Dataset records:
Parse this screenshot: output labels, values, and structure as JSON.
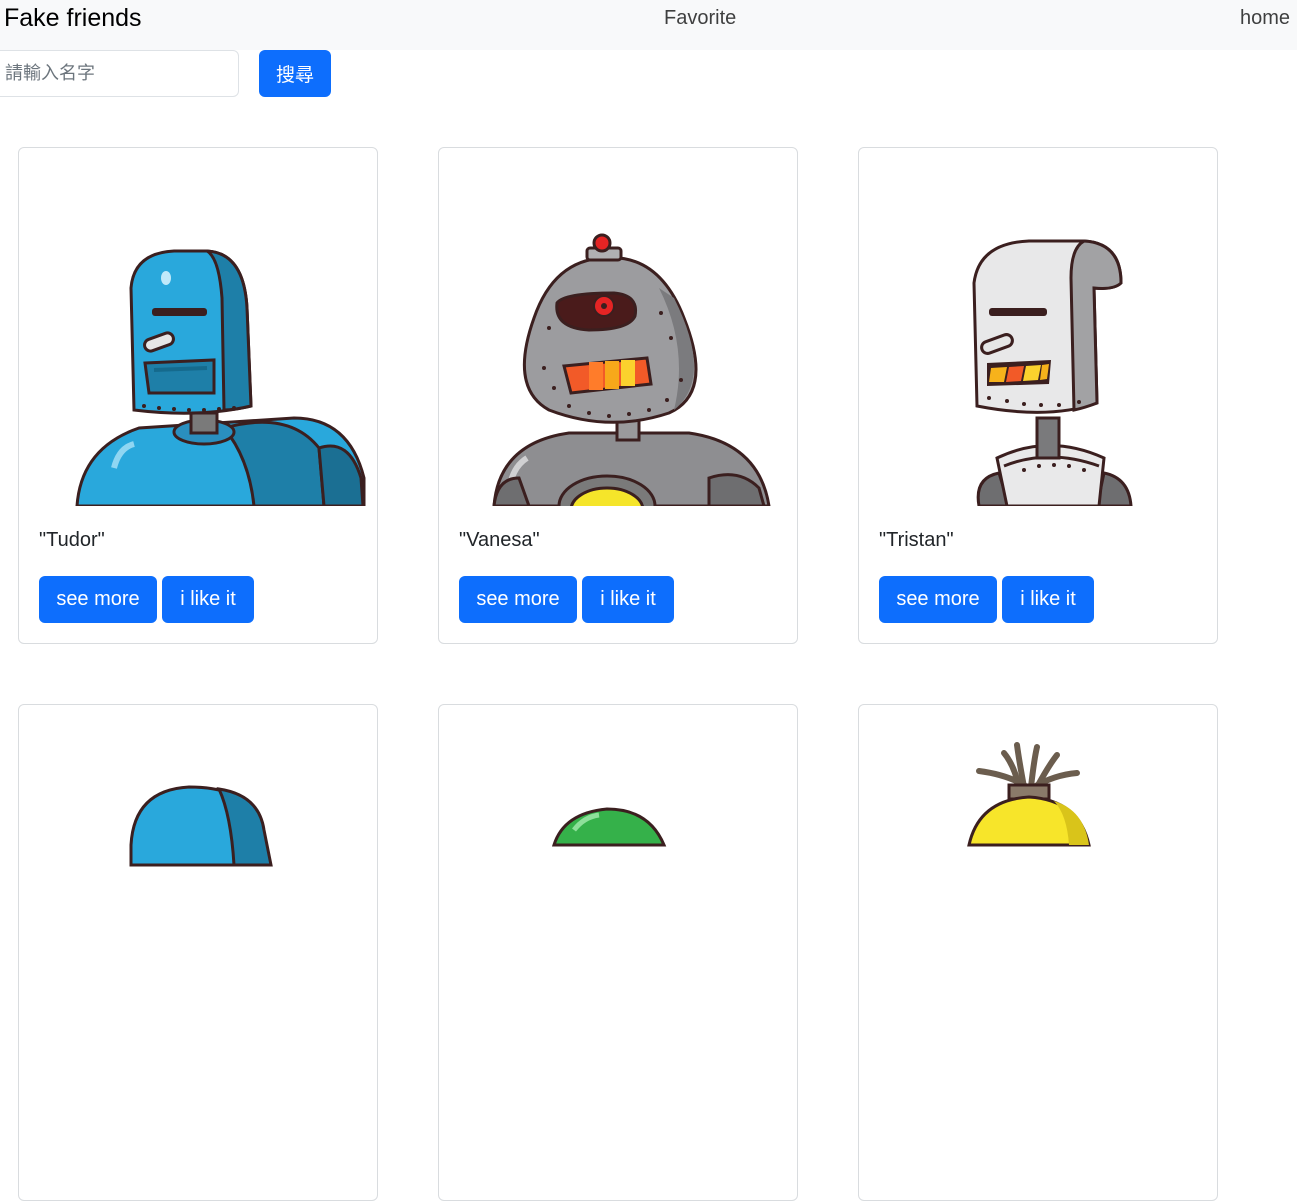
{
  "navbar": {
    "brand": "Fake friends",
    "favorite": "Favorite",
    "home": "home"
  },
  "search": {
    "placeholder": "請輸入名字",
    "value": "",
    "button_label": "搜尋"
  },
  "cards": [
    {
      "name": "\"Tudor\"",
      "see_more": "see more",
      "like": "i like it",
      "robot": "blue-robot"
    },
    {
      "name": "\"Vanesa\"",
      "see_more": "see more",
      "like": "i like it",
      "robot": "gray-robot"
    },
    {
      "name": "\"Tristan\"",
      "see_more": "see more",
      "like": "i like it",
      "robot": "white-robot"
    },
    {
      "name": "",
      "see_more": "",
      "like": "",
      "robot": "blue-robot"
    },
    {
      "name": "",
      "see_more": "",
      "like": "",
      "robot": "green-robot"
    },
    {
      "name": "",
      "see_more": "",
      "like": "",
      "robot": "yellow-robot"
    }
  ],
  "colors": {
    "primary": "#0d6efd",
    "navbar_bg": "#f8f9fa",
    "card_border": "#d9dcdf"
  }
}
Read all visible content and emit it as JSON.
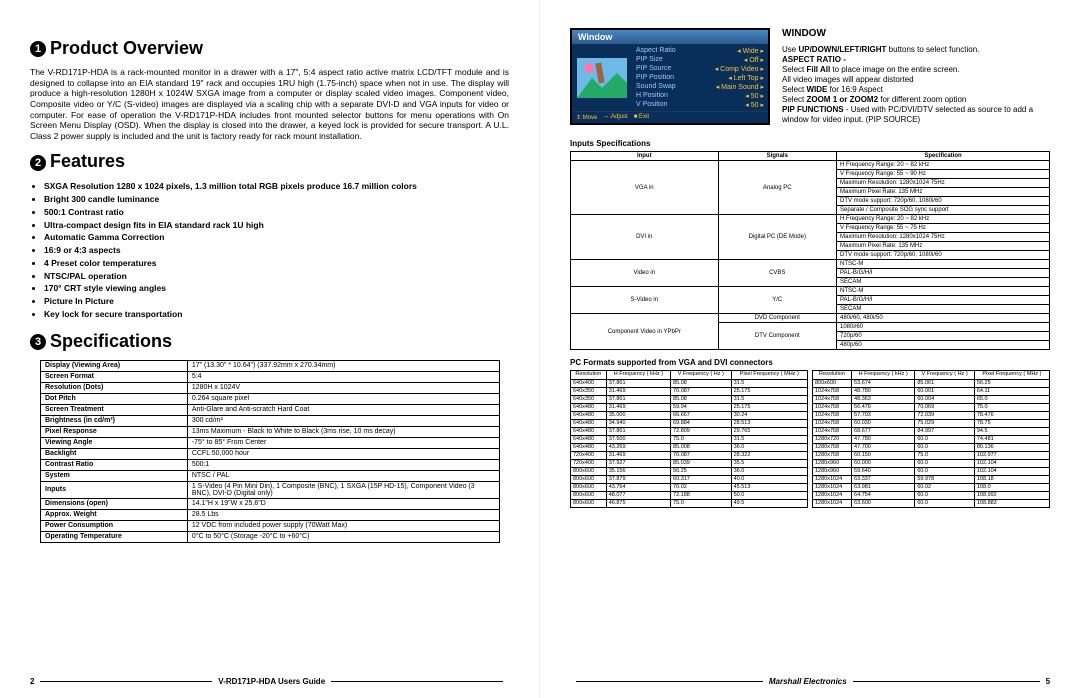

*Exercise instructions*
Copy the records above exactly, leaving out every picture.

*Result for this task*
Parse this screenshot: output labels, values, and structure as JSON.
{
  "navbar": {
    "brand": "Fake friends",
    "favorite": "Favorite",
    "home": "home"
  },
  "search": {
    "placeholder": "請輸入名字",
    "value": "",
    "button_label": "搜尋"
  },
  "cards": [
    {
      "name": "\"Tudor\"",
      "see_more": "see more",
      "like": "i like it",
      "robot": "blue-robot"
    },
    {
      "name": "\"Vanesa\"",
      "see_more": "see more",
      "like": "i like it",
      "robot": "gray-robot"
    },
    {
      "name": "\"Tristan\"",
      "see_more": "see more",
      "like": "i like it",
      "robot": "white-robot"
    },
    {
      "name": "",
      "see_more": "",
      "like": "",
      "robot": "blue-robot"
    },
    {
      "name": "",
      "see_more": "",
      "like": "",
      "robot": "green-robot"
    },
    {
      "name": "",
      "see_more": "",
      "like": "",
      "robot": "yellow-robot"
    }
  ],
  "colors": {
    "primary": "#0d6efd",
    "navbar_bg": "#f8f9fa",
    "card_border": "#d9dcdf"
  }
}
Read all visible content and emit it as JSON.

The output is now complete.